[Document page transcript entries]
>>>>>
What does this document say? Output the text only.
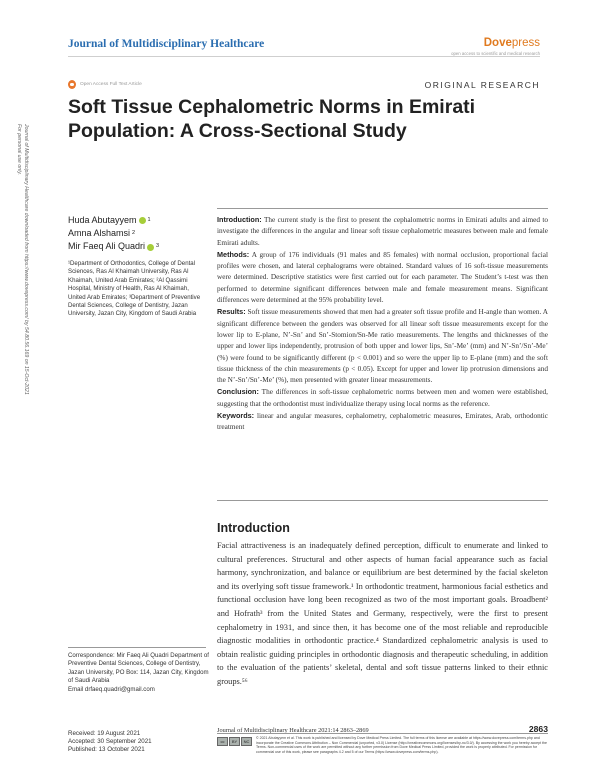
Journal of Multidisciplinary Healthcare	Dovepress
open access to scientific and medical research
Open Access Full Text Article	ORIGINAL RESEARCH
Soft Tissue Cephalometric Norms in Emirati Population: A Cross-Sectional Study
Journal of Multidisciplinary Healthcare downloaded from https://www.dovepress.com/ by 54.80.56.169 on 15-Oct-2021
For personal use only.
Huda Abutayyem 1
Amna Alshamsi 2
Mir Faeq Ali Quadri 3
¹Department of Orthodontics, College of Dental Sciences, Ras Al Khaimah University, Ras Al Khaimah, United Arab Emirates; ²Al Qassimi Hospital, Ministry of Health, Ras Al Khaimah, United Arab Emirates; ³Department of Preventive Dental Sciences, College of Dentistry, Jazan University, Jazan City, Kingdom of Saudi Arabia

Introduction: The current study is the first to present the cephalometric norms in Emirati adults and aimed to investigate the differences in the angular and linear soft tissue cephalometric measures between male and female Emirati adults.

Methods: A group of 176 individuals (91 males and 85 females) with normal occlusion, proportional facial profiles were chosen, and lateral cephalograms were obtained. Standard values of 16 soft-tissue measurements were determined. Descriptive statistics were first carried out for each parameter. The Student’s t-test was then performed to determine significant differences between male and female measurement means. Significant differences were determined at the 95% probability level.

Results: Soft tissue measurements showed that men had a greater soft tissue profile and H-angle than women. A significant difference between the genders was observed for all linear soft tissue measurements except for the lower lip to E-plane, N’-Sn’ and Sn’-Stomion/Sn-Me ratio measurements. The lengths and thicknesses of the upper and lower lips independently, protrusion of both upper and lower lips, Sn’-Me’ (mm) and N’-Sn’/Sn’-Me’ (%) were found to be significantly different (p < 0.001) and so were the upper lip to E-plane (mm) and the soft tissue thickness of the chin measurements (p < 0.05). Except for upper and lower lip protrusion dimensions and the N’-Sn’/Sn’-Me’ (%), men presented with greater linear measurements.

Conclusion: The differences in soft-tissue cephalometric norms between men and women were established, suggesting that the orthodontist must individualize therapy using local norms as the reference.

Keywords: linear and angular measures, cephalometry, cephalometric measures, Emirates, Arab, orthodontic treatment

Introduction

Facial attractiveness is an inadequately defined perception, difficult to enumerate and linked to cultural preferences. Structural and other aspects of human facial appearance such as facial harmony, synchronization, and balance or equilibrium are best determined by the facial skeleton and its overlying soft tissue framework.¹ In orthodontic treatment, harmonious facial esthetics and functional occlusion have long been recognized as two of the most important goals. Broadbent² and Hofrath³ from the United States and Germany, respectively, were the first to present cephalometry in 1931, and since then, it has become one of the most reliable and reproducible diagnostic modalities in orthodontic practice.⁴ Standardized cephalometric analysis is used to obtain realistic guiding principles in orthodontic diagnosis and therapeutic scheduling, in addition to the evaluation of the patients’ skeletal, dental and soft tissue patterns linked to their ethnic groups.⁵⁶

Correspondence: Mir Faeq Ali Quadri Department of Preventive Dental Sciences, College of Dentistry, Jazan University, PO Box: 114, Jazan City, Kingdom of Saudi Arabia
Email drfaeq.quadri@gmail.com
Received: 19 August 2021
Accepted: 30 September 2021
Published: 13 October 2021
Journal of Multidisciplinary Healthcare 2021:14 2863–2869	2863
cc	BY	NC
© 2021 Abutayyem et al. This work is published and licensed by Dove Medical Press Limited. The full terms of this license are available at https://www.dovepress.com/terms.php and incorporate the Creative Commons Attribution – Non Commercial (unported, v3.0) License (http://creativecommons.org/licenses/by-nc/3.0/). By accessing the work you hereby accept the Terms. Non-commercial uses of the work are permitted without any further permission from Dove Medical Press Limited, provided the work is properly attributed. For permission for commercial use of this work, please see paragraphs 4.2 and 5 of our Terms (https://www.dovepress.com/terms.php).
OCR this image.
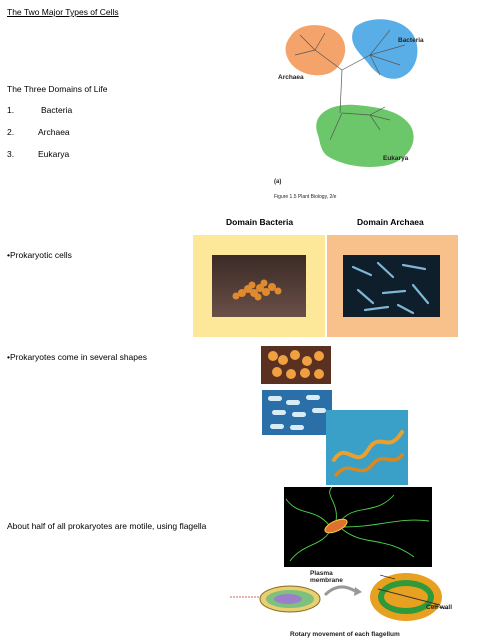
The Two Major Types of Cells
The Three Domains of Life
1.	Bacteria
2.	Archaea
3.	Eukarya
•Prokaryotic cells
•Prokaryotes come in several shapes
About half of all prokaryotes are motile, using flagella
Archaea
Bacteria
Eukarya
(a)
Figure 1.5 Plant Biology, 2/e
Domain Bacteria	Domain Archaea
Plasma
membrane
Cell wall
Rotary movement of each flagellum
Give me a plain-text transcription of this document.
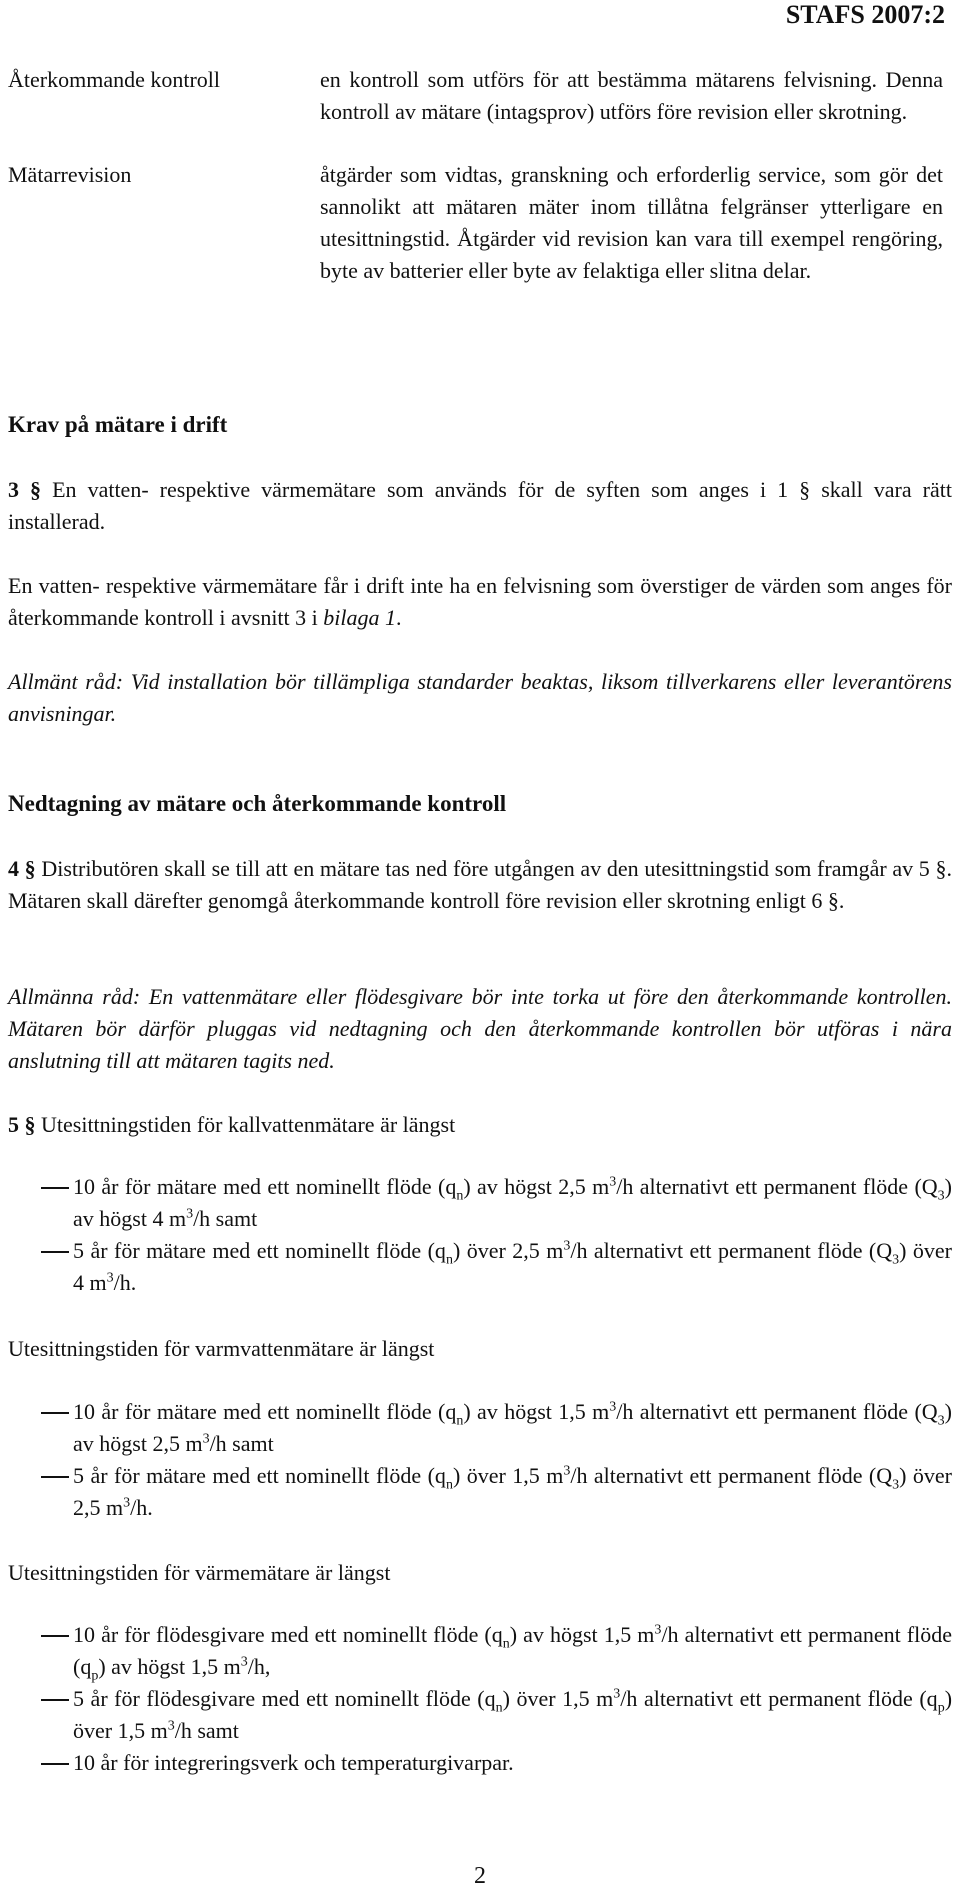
STAFS 2007:2
Återkommande kontroll	en kontroll som utförs för att bestämma mätarens felvisning. Denna kontroll av mätare (intagsprov) utförs före revision eller skrotning.
Mätarrevision	åtgärder som vidtas, granskning och erforderlig service, som gör det sannolikt att mätaren mäter inom tillåtna felgränser ytterligare en utesittningstid. Åtgärder vid revision kan vara till exempel rengöring, byte av batterier eller byte av felaktiga eller slitna delar.
Krav på mätare i drift
3 § En vatten- respektive värmemätare som används för de syften som anges i 1 § skall vara rätt installerad.
En vatten- respektive värmemätare får i drift inte ha en felvisning som överstiger de värden som anges för återkommande kontroll i avsnitt 3 i bilaga 1.
Allmänt råd: Vid installation bör tillämpliga standarder beaktas, liksom tillverkarens eller leverantörens anvisningar.
Nedtagning av mätare och återkommande kontroll
4 § Distributören skall se till att en mätare tas ned före utgången av den utesittningstid som framgår av 5 §. Mätaren skall därefter genomgå återkommande kontroll före revision eller skrotning enligt 6 §.
Allmänna råd: En vattenmätare eller flödesgivare bör inte torka ut före den återkommande kontrollen. Mätaren bör därför pluggas vid nedtagning och den återkommande kontrollen bör utföras i nära anslutning till att mätaren tagits ned.
5 § Utesittningstiden för kallvattenmätare är längst
10 år för mätare med ett nominellt flöde $(q_n)$ av högst 2,5 $m^3/h$ alternativt ett permanent flöde $(Q_3)$ av högst 4 $m^3/h$ samt
5 år för mätare med ett nominellt flöde $(q_n)$ över 2,5 $m^3/h$ alternativt ett permanent flöde $(Q_3)$ över 4 $m^3/h$.
Utesittningstiden för varmvattenmätare är längst
10 år för mätare med ett nominellt flöde $(q_n)$ av högst 1,5 $m^3/h$ alternativt ett permanent flöde $(Q_3)$ av högst 2,5 $m^3/h$ samt
5 år för mätare med ett nominellt flöde $(q_n)$ över 1,5 $m^3/h$ alternativt ett permanent flöde $(Q_3)$ över 2,5 $m^3/h$.
Utesittningstiden för värmemätare är längst
10 år för flödesgivare med ett nominellt flöde $(q_n)$ av högst 1,5 $m^3/h$ alternativt ett permanent flöde $(q_p)$ av högst 1,5 $m^3/h$,
5 år för flödesgivare med ett nominellt flöde $(q_n)$ över 1,5 $m^3/h$ alternativt ett permanent flöde $(q_p)$ över 1,5 $m^3/h$ samt
10 år för integreringsverk och temperaturgivarpar.
2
<<<<<
Copy each line of the entries in which the string "Introduction" is found.

__Completed task__:
Introduction: The current study is the first to present the cephalometric norms in Emirati adults and aimed to investigate the differences in the angular and linear soft tissue cephalometric measures between male and female Emirati adults.
Introduction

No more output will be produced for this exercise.